What is required: Could you copy every line from the material below in which "fita" appears?

******************************

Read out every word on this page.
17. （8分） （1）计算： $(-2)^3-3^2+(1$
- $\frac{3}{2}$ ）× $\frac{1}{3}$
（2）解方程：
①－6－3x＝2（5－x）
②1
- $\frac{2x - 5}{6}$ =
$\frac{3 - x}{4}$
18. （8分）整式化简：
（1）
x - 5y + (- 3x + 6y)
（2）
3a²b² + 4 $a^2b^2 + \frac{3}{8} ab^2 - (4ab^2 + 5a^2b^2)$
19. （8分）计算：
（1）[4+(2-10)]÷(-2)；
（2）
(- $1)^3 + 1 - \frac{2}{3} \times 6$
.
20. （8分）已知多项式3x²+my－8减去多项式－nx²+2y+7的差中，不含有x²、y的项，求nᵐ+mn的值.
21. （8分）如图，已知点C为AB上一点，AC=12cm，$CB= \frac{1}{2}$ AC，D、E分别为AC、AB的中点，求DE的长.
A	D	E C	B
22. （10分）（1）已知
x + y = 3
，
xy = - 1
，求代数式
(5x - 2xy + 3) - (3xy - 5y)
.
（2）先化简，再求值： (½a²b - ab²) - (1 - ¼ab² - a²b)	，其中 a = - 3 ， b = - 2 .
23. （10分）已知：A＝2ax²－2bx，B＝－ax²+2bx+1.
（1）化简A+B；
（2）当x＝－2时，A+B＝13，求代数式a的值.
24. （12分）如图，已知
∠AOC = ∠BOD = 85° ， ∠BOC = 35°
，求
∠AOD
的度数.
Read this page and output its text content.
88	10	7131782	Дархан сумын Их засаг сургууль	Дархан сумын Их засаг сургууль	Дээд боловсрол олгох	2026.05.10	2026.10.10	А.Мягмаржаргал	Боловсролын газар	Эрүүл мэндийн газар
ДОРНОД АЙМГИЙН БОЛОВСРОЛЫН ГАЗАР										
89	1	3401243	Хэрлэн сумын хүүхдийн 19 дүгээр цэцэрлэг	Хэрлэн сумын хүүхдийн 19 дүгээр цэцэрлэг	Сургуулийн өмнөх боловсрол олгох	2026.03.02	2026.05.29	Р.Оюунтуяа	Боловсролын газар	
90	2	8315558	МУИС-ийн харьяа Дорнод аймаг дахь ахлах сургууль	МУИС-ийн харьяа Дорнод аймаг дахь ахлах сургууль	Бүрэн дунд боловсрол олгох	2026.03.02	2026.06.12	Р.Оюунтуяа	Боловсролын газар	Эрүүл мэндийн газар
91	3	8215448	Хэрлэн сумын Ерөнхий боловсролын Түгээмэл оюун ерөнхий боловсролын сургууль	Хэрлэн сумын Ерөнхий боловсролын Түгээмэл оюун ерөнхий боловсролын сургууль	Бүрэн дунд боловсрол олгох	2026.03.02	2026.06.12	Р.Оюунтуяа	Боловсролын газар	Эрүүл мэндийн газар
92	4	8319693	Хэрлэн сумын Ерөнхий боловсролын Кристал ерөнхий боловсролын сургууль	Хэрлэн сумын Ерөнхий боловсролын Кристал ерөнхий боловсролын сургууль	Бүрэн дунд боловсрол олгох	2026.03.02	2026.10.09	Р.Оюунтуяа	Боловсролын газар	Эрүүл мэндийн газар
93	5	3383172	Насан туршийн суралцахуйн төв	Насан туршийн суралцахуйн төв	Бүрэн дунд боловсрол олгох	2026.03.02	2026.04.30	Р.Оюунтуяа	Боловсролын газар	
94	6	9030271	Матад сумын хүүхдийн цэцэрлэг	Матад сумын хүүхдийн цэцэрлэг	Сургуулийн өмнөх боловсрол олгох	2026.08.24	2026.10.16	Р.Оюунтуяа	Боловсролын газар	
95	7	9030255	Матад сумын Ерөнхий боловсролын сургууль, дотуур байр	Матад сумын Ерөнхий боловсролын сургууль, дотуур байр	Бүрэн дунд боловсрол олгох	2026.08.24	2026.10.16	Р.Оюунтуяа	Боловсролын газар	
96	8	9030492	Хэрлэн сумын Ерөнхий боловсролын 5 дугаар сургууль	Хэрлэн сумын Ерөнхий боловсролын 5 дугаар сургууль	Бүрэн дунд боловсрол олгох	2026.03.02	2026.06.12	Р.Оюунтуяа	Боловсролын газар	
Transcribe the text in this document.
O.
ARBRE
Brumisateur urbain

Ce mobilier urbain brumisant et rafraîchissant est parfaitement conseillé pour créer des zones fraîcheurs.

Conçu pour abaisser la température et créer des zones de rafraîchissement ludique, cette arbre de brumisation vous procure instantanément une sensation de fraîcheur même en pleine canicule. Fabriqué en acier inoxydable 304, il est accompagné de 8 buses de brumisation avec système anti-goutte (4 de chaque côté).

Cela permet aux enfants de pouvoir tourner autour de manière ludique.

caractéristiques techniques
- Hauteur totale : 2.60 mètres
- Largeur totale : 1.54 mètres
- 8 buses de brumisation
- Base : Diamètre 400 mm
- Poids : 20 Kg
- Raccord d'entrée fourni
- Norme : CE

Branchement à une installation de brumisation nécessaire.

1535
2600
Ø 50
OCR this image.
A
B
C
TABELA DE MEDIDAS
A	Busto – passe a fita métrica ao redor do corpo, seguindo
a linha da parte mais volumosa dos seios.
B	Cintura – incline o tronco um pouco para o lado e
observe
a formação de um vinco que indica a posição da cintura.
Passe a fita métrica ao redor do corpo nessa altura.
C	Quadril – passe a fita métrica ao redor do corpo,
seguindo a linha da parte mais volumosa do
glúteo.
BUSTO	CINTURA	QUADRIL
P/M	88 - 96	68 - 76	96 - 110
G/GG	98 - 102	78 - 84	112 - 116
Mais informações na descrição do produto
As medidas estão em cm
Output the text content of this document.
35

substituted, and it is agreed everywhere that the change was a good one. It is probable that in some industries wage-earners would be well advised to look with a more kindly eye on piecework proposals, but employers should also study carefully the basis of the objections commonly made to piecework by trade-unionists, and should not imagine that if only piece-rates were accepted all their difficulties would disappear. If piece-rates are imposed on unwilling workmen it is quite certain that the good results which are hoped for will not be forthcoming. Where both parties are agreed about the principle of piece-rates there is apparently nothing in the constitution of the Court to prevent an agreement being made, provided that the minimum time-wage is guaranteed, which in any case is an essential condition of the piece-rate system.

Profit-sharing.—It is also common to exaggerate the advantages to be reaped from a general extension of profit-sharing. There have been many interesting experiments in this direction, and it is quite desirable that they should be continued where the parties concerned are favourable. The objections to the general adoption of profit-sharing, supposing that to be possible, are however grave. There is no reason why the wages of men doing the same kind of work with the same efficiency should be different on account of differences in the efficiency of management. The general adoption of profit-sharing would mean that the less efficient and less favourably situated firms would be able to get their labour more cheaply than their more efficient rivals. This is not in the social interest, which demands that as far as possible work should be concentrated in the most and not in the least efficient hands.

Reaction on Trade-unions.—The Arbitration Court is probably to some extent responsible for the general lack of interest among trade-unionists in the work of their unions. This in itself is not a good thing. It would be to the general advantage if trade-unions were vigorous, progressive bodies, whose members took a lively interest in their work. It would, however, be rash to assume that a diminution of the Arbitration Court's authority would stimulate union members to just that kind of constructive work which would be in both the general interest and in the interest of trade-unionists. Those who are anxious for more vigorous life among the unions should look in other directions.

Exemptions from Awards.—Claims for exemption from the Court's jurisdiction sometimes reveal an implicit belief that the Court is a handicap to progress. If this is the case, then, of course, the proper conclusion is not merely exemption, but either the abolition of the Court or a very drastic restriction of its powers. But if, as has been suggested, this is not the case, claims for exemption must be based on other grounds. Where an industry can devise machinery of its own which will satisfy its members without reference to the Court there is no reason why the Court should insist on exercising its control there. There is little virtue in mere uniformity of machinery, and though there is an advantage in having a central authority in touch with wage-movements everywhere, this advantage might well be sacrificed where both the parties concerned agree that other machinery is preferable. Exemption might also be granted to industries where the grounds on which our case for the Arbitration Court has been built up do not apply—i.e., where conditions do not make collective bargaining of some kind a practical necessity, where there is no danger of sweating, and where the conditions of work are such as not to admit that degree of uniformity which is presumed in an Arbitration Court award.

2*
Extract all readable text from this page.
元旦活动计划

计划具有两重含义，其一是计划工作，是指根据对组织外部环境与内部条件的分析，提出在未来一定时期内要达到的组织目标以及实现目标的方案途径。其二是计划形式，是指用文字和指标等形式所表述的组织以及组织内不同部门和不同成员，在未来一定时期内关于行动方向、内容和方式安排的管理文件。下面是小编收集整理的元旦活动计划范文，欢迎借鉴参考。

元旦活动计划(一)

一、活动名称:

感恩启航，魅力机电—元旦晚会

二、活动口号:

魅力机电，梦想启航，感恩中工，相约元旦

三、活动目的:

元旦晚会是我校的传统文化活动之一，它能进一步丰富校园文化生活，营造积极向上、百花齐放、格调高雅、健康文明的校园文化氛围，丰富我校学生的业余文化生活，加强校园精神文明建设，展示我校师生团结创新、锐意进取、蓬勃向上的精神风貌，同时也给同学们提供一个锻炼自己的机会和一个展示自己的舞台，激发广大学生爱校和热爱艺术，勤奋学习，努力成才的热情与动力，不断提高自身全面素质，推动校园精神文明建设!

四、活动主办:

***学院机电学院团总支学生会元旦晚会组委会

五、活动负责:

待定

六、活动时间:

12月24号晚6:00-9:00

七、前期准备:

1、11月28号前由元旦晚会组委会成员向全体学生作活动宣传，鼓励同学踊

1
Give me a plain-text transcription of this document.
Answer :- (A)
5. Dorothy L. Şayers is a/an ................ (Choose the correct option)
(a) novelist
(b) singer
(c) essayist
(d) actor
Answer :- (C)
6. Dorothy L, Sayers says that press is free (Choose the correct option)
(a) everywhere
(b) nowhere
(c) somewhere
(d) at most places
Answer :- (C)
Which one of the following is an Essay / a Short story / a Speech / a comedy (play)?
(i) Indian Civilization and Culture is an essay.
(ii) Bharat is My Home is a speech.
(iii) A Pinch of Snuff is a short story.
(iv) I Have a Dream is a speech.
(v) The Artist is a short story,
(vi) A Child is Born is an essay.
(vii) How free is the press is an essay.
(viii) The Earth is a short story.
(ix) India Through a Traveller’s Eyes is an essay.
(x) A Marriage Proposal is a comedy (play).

******************************

Response:
A	Busto – passe a fita métrica ao redor do corpo, seguindo
Passe a fita métrica ao redor do corpo nessa altura.
C	Quadril – passe a fita métrica ao redor do corpo,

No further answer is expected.